Quote every entry word for word.
= = = =
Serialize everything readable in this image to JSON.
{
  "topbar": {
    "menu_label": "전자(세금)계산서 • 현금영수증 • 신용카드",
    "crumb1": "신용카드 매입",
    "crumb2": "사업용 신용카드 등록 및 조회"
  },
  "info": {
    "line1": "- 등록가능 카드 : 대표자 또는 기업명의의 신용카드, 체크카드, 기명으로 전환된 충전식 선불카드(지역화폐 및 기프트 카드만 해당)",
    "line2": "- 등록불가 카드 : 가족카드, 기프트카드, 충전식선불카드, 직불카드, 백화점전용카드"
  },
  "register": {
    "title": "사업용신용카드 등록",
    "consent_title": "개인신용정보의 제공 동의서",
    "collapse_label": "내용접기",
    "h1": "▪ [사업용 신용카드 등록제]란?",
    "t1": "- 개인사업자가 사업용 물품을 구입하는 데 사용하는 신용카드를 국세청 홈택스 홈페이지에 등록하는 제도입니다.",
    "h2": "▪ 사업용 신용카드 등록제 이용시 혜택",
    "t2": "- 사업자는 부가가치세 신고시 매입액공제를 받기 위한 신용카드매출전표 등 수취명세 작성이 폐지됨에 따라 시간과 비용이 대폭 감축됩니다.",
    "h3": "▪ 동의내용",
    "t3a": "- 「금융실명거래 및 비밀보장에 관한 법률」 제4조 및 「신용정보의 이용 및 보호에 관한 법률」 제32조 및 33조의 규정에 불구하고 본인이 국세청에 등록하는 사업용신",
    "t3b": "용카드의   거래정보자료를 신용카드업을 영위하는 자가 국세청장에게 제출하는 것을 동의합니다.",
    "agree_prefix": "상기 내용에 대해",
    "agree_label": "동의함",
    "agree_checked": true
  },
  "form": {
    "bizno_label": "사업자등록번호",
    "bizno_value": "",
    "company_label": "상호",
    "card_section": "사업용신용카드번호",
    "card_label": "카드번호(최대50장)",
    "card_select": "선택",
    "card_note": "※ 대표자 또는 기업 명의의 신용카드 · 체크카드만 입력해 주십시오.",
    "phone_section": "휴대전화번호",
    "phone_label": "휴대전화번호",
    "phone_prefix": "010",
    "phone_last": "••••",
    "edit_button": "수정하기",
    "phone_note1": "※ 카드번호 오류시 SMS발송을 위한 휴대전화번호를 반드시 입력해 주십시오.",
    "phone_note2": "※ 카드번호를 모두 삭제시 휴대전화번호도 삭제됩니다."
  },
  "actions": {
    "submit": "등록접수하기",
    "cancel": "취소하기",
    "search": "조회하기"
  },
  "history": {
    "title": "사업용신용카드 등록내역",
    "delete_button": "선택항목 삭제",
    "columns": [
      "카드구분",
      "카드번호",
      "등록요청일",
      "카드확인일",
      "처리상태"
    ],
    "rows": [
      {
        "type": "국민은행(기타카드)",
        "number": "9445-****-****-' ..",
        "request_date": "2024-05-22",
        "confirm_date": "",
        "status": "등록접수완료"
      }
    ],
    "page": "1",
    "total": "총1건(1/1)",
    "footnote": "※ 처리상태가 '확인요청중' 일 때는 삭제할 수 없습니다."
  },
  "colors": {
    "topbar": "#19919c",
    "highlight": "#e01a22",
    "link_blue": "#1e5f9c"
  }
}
= = = =
*The answer*.
Serialize everything readable in this image to JSON.
{
  "topbar": {
    "menu_label": "전자(세금)계산서 • 현금영수증 • 신용카드",
    "crumb1": "신용카드 매입",
    "crumb2": "사업용 신용카드 등록 및 조회"
  },
  "info": {
    "line1": "- 등록가능 카드 : 대표자 또는 기업명의의 신용카드, 체크카드, 기명으로 전환된 충전식 선불카드(지역화폐 및 기프트 카드만 해당)",
    "line2": "- 등록불가 카드 : 가족카드, 기프트카드, 충전식선불카드, 직불카드, 백화점전용카드"
  },
  "register": {
    "title": "사업용신용카드 등록",
    "consent_title": "개인신용정보의 제공 동의서",
    "collapse_label": "내용접기",
    "h1": "▪ [사업용 신용카드 등록제]란?",
    "t1": "- 개인사업자가 사업용 물품을 구입하는 데 사용하는 신용카드를 국세청 홈택스 홈페이지에 등록하는 제도입니다.",
    "h2": "▪ 사업용 신용카드 등록제 이용시 혜택",
    "t2": "- 사업자는 부가가치세 신고시 매입액공제를 받기 위한 신용카드매출전표 등 수취명세 작성이 폐지됨에 따라 시간과 비용이 대폭 감축됩니다.",
    "h3": "▪ 동의내용",
    "t3a": "- 「금융실명거래 및 비밀보장에 관한 법률」 제4조 및 「신용정보의 이용 및 보호에 관한 법률」 제32조 및 33조의 규정에 불구하고 본인이 국세청에 등록하는 사업용신",
    "t3b": "용카드의   거래정보자료를 신용카드업을 영위하는 자가 국세청장에게 제출하는 것을 동의합니다.",
    "agree_prefix": "상기 내용에 대해",
    "agree_label": "동의함",
    "agree_checked": true
  },
  "form": {
    "bizno_label": "사업자등록번호",
    "bizno_value": "",
    "company_label": "상호",
    "card_section": "사업용신용카드번호",
    "card_label": "카드번호(최대50장)",
    "card_select": "선택",
    "card_note": "※ 대표자 또는 기업 명의의 신용카드 · 체크카드만 입력해 주십시오.",
    "phone_section": "휴대전화번호",
    "phone_label": "휴대전화번호",
    "phone_prefix": "010",
    "phone_last": "••••",
    "edit_button": "수정하기",
    "phone_note1": "※ 카드번호 오류시 SMS발송을 위한 휴대전화번호를 반드시 입력해 주십시오.",
    "phone_note2": "※ 카드번호를 모두 삭제시 휴대전화번호도 삭제됩니다."
  },
  "actions": {
    "submit": "등록접수하기",
    "cancel": "취소하기",
    "search": "조회하기"
  },
  "history": {
    "title": "사업용신용카드 등록내역",
    "delete_button": "선택항목 삭제",
    "columns": [
      "카드구분",
      "카드번호",
      "등록요청일",
      "카드확인일",
      "처리상태"
    ],
    "rows": [
      {
        "type": "국민은행(기타카드)",
        "number": "9445-****-****-' ..",
        "request_date": "2024-05-22",
        "confirm_date": "",
        "status": "등록접수완료"
      }
    ],
    "page": "1",
    "total": "총1건(1/1)",
    "footnote": "※ 처리상태가 '확인요청중' 일 때는 삭제할 수 없습니다."
  },
  "colors": {
    "topbar": "#19919c",
    "highlight": "#e01a22",
    "link_blue": "#1e5f9c"
  }
}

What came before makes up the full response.